▶ _TASK PROMPT_
In the entries below, find every line holding the string "this" and collect it.

_____

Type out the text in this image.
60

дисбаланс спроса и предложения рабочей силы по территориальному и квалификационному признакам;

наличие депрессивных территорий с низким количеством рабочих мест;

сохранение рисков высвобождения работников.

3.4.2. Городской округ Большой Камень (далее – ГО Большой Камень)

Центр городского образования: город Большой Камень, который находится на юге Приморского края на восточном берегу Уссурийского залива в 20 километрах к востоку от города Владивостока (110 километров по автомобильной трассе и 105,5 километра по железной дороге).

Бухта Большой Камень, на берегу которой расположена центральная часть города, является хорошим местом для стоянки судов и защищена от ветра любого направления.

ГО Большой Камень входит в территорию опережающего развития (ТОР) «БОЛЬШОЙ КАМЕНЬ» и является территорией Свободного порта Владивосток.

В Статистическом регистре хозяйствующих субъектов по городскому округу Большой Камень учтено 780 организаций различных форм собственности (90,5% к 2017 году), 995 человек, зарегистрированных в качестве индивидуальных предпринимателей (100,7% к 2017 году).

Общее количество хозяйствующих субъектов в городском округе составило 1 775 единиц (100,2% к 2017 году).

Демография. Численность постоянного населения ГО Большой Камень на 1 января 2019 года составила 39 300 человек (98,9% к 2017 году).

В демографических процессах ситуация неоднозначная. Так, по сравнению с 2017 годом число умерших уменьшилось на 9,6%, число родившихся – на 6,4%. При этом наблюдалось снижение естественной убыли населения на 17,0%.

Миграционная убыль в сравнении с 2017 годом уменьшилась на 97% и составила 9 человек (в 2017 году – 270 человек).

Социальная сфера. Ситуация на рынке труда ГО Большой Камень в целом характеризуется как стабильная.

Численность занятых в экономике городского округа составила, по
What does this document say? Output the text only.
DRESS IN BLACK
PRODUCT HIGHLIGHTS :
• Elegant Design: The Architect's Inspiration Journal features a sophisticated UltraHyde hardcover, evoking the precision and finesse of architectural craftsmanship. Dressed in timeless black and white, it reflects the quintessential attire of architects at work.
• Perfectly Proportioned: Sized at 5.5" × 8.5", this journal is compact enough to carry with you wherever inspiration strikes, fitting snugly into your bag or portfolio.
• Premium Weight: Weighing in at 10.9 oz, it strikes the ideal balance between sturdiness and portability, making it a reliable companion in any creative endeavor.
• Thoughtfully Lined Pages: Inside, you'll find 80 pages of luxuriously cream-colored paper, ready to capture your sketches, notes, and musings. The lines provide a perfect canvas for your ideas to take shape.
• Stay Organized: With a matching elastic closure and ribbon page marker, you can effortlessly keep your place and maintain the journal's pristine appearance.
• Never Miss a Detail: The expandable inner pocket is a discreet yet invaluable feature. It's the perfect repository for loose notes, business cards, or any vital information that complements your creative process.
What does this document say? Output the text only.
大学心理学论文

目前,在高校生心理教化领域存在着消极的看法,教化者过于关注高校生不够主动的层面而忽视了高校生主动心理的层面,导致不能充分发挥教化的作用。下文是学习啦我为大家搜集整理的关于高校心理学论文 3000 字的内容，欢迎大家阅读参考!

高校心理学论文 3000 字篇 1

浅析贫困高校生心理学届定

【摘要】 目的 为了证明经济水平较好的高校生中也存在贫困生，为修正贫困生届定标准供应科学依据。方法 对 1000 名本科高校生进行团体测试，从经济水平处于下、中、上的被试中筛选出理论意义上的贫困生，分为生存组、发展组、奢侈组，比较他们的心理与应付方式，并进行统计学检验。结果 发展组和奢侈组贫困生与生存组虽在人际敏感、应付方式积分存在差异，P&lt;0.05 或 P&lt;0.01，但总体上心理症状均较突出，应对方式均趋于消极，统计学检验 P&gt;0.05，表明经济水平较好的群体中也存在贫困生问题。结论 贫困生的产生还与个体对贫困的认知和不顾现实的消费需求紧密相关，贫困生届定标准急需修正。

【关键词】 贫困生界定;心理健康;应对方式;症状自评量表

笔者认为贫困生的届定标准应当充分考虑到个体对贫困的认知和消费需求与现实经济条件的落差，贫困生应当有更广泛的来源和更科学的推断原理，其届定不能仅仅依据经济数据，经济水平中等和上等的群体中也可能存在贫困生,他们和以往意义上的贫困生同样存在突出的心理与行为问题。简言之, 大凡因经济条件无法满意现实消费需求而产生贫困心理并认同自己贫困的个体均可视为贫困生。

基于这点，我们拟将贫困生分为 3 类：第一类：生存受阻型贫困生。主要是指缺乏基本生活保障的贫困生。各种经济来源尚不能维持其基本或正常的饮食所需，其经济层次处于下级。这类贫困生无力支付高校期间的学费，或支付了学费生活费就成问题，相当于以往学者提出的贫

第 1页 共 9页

_____

▶ _REPLY TO THE EXERCISE_
Type out the text in this image.
What does this document say? Output the text only.
• Perfectly Proportioned: Sized at 5.5" × 8.5", this journal is compact enough to carry with you wherever inspiration strikes, fitting snugly into your bag or portfolio.
What does this document say? Output the text only.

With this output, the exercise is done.